§ **Exercise details**: Show every line below where "Health" can be found.
^^^^^^^^^^^^^^^^
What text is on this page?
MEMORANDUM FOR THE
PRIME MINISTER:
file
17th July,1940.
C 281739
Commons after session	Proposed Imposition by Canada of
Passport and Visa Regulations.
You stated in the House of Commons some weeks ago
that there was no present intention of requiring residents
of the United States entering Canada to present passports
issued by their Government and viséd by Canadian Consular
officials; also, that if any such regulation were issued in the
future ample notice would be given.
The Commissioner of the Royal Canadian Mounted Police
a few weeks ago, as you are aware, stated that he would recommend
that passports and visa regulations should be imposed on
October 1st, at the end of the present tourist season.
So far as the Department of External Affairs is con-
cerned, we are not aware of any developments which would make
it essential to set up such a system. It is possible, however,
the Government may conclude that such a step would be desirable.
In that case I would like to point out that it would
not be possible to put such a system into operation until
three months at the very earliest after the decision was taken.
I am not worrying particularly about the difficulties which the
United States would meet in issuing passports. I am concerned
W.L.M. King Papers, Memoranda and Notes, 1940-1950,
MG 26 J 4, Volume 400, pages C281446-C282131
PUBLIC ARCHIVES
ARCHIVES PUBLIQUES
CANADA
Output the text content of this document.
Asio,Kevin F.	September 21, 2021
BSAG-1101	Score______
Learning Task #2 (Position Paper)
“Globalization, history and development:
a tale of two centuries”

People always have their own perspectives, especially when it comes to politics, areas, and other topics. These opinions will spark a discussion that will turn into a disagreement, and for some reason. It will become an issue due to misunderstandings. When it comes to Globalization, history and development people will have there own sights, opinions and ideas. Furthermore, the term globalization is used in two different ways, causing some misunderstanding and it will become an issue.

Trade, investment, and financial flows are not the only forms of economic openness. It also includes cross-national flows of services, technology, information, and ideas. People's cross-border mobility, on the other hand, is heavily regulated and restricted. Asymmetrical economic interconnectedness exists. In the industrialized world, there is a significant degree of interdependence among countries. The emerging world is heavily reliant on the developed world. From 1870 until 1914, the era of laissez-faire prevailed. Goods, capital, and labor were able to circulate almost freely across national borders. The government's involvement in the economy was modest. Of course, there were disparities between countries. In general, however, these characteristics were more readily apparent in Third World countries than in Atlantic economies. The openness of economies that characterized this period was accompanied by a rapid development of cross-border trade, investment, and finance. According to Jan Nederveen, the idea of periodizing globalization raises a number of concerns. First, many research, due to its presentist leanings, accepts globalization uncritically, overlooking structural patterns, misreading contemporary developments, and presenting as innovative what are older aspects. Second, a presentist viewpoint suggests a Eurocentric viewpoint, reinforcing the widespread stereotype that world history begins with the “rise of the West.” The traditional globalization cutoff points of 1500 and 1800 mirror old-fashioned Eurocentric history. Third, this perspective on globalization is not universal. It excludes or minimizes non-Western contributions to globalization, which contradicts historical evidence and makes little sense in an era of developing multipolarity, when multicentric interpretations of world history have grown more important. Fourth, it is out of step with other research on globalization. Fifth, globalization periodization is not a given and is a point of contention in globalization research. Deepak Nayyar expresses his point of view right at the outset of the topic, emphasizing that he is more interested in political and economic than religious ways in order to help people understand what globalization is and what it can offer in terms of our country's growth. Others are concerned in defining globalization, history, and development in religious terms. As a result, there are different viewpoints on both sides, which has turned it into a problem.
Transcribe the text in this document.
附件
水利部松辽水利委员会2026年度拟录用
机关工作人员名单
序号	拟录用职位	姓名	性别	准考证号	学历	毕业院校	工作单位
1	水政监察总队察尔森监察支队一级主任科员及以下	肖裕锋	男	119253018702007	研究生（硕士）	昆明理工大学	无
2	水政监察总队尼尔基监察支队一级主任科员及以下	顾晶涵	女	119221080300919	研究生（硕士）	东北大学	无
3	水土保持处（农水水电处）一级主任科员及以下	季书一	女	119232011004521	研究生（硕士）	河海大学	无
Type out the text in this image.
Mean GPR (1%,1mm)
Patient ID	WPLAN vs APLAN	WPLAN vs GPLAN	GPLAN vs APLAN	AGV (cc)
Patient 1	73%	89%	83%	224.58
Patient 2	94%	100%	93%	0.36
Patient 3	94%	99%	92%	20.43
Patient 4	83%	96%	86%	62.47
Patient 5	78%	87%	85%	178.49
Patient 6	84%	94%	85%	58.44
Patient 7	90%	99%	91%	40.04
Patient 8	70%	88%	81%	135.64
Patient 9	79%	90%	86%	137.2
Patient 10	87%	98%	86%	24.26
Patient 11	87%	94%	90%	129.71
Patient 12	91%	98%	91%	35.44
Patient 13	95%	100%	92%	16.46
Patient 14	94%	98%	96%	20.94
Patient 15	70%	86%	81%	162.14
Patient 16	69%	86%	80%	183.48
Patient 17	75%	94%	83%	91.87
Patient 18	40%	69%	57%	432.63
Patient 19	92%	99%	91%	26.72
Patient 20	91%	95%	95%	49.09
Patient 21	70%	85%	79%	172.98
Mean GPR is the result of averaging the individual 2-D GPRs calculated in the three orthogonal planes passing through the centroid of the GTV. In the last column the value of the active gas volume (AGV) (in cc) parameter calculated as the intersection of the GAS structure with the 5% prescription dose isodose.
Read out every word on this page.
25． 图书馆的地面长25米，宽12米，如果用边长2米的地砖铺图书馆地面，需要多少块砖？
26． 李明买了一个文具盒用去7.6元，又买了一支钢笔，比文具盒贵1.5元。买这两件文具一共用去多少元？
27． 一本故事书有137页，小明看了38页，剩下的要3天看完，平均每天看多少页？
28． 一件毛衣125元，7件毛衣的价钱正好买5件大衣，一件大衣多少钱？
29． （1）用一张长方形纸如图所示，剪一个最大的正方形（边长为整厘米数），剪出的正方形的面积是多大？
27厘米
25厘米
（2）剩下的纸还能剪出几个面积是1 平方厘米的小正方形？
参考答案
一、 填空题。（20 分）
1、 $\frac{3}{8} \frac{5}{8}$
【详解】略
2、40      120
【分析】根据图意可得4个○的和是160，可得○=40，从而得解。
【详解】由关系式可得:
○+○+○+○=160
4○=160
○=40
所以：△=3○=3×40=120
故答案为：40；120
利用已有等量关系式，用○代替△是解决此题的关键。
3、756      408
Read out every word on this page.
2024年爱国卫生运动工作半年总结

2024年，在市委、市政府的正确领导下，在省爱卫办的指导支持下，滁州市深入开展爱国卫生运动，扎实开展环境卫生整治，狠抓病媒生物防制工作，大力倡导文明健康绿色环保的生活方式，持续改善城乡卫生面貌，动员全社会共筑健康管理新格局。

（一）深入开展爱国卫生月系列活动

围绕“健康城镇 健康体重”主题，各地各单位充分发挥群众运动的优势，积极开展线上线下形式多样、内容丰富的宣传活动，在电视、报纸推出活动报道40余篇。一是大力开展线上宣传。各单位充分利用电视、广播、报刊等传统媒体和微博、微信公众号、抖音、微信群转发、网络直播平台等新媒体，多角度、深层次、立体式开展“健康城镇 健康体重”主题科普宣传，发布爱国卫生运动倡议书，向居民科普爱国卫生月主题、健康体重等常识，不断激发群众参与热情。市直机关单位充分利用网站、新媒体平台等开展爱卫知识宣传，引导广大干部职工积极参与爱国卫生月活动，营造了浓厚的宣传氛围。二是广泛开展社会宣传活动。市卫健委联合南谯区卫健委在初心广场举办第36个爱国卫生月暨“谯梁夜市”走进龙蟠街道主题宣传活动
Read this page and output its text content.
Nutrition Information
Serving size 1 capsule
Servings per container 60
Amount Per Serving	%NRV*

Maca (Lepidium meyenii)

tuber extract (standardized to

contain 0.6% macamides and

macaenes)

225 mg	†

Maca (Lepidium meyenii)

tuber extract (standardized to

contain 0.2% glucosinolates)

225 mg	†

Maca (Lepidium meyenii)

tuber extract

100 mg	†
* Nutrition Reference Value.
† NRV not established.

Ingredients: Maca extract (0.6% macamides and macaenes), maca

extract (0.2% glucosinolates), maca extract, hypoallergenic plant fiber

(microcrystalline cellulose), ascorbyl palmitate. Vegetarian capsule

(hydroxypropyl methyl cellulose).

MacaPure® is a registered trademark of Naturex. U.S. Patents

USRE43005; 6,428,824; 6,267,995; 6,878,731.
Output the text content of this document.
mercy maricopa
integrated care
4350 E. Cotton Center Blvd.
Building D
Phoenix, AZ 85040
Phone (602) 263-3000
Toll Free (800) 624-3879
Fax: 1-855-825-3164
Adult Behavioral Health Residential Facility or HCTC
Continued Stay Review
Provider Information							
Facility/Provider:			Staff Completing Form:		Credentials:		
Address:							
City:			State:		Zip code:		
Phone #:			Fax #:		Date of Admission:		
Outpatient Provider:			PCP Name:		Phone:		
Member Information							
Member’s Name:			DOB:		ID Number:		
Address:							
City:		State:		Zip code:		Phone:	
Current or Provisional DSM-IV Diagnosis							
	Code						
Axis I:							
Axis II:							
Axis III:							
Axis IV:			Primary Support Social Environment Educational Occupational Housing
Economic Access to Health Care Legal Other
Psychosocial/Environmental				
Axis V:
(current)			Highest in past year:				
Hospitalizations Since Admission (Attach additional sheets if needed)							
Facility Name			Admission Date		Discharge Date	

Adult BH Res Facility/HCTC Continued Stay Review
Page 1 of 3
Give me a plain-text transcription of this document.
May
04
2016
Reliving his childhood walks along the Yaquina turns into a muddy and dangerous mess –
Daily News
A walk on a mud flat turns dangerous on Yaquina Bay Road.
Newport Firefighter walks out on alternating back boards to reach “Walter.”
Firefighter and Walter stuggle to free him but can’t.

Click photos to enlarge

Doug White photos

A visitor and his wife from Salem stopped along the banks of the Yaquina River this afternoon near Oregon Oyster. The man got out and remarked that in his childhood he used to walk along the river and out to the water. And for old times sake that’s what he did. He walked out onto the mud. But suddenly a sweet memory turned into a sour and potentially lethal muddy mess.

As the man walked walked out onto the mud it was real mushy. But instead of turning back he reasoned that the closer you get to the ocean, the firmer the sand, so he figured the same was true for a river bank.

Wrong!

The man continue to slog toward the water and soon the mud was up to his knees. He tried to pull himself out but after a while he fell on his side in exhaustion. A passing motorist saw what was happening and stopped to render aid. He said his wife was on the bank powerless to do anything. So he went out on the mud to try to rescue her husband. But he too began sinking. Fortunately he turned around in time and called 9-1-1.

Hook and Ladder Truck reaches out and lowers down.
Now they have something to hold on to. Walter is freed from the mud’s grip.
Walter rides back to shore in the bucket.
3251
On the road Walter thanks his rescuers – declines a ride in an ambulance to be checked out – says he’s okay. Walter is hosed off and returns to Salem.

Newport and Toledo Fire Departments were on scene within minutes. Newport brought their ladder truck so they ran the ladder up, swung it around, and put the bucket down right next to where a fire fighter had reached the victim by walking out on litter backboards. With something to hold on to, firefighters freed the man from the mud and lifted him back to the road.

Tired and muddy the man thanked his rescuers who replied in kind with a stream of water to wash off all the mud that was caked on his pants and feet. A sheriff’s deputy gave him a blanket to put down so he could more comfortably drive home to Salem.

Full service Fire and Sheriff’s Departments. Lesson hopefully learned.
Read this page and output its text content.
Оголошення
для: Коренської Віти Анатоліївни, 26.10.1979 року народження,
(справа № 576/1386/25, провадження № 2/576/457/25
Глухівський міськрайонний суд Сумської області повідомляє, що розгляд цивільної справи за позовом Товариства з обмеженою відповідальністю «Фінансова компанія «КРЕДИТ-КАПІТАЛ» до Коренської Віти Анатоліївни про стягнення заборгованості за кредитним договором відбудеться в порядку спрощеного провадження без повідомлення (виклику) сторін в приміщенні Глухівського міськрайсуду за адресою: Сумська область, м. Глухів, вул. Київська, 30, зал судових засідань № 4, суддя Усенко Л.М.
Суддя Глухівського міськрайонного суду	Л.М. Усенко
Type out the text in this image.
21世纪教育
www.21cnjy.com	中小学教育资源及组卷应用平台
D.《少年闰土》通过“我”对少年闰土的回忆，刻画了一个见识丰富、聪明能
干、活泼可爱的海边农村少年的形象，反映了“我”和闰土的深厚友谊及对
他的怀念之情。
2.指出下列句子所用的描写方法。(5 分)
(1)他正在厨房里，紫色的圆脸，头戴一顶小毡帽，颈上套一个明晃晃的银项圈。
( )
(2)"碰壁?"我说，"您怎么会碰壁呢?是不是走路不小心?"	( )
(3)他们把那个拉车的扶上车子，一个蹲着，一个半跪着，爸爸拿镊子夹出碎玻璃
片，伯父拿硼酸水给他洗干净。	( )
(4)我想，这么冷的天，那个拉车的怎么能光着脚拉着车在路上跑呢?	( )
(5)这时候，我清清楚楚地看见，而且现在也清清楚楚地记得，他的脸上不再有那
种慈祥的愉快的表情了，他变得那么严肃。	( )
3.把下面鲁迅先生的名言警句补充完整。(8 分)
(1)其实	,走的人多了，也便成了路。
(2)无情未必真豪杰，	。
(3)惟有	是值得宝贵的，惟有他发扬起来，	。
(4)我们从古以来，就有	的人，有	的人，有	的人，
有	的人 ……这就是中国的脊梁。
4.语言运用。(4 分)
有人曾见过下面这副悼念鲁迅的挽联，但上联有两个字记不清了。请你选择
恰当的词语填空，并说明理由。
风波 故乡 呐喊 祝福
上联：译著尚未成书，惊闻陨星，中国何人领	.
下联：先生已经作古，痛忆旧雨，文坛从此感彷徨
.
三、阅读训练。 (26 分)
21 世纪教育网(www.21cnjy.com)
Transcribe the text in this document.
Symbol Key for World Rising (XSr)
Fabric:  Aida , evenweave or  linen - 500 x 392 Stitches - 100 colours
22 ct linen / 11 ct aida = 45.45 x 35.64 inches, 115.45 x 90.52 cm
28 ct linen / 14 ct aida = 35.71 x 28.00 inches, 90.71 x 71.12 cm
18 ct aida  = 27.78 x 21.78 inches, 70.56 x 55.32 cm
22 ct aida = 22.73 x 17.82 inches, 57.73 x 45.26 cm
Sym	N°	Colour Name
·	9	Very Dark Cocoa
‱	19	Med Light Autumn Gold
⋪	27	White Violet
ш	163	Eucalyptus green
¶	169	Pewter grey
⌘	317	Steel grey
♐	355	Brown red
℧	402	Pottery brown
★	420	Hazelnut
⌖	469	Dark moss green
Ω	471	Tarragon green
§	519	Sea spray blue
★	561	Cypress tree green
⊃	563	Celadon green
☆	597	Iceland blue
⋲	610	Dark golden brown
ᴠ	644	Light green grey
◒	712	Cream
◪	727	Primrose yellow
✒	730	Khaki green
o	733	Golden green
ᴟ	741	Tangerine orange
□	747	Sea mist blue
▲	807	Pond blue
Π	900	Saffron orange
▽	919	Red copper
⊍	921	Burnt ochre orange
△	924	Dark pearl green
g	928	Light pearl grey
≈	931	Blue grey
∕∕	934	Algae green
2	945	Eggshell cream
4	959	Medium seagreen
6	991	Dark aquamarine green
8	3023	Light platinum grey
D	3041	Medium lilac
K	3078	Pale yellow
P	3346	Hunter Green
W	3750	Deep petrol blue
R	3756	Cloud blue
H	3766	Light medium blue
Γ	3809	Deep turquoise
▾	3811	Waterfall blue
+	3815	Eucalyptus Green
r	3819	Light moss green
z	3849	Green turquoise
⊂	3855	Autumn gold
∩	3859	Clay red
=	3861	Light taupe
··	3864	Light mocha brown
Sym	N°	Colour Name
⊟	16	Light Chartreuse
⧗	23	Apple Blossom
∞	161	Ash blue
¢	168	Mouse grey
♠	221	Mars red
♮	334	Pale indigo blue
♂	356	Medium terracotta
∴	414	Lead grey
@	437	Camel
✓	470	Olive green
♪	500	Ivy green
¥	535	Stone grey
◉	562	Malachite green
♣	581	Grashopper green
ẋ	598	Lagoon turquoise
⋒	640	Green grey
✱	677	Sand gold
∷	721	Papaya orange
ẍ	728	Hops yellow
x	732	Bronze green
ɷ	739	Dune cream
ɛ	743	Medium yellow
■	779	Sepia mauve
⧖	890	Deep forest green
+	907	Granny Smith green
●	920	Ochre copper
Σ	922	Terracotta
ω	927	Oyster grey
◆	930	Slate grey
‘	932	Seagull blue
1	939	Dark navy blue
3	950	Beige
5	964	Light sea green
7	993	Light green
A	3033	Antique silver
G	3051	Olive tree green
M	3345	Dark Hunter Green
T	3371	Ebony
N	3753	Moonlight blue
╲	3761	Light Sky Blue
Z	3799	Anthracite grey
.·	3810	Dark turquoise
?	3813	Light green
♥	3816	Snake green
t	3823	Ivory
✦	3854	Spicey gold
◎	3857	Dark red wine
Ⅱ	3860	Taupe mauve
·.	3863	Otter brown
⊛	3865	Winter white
^^^^^^^^^^^^^^^^
§ **Exercise solution**:
Adult Behavioral Health Residential Facility or HCTC
Economic Access to Health Care Legal Other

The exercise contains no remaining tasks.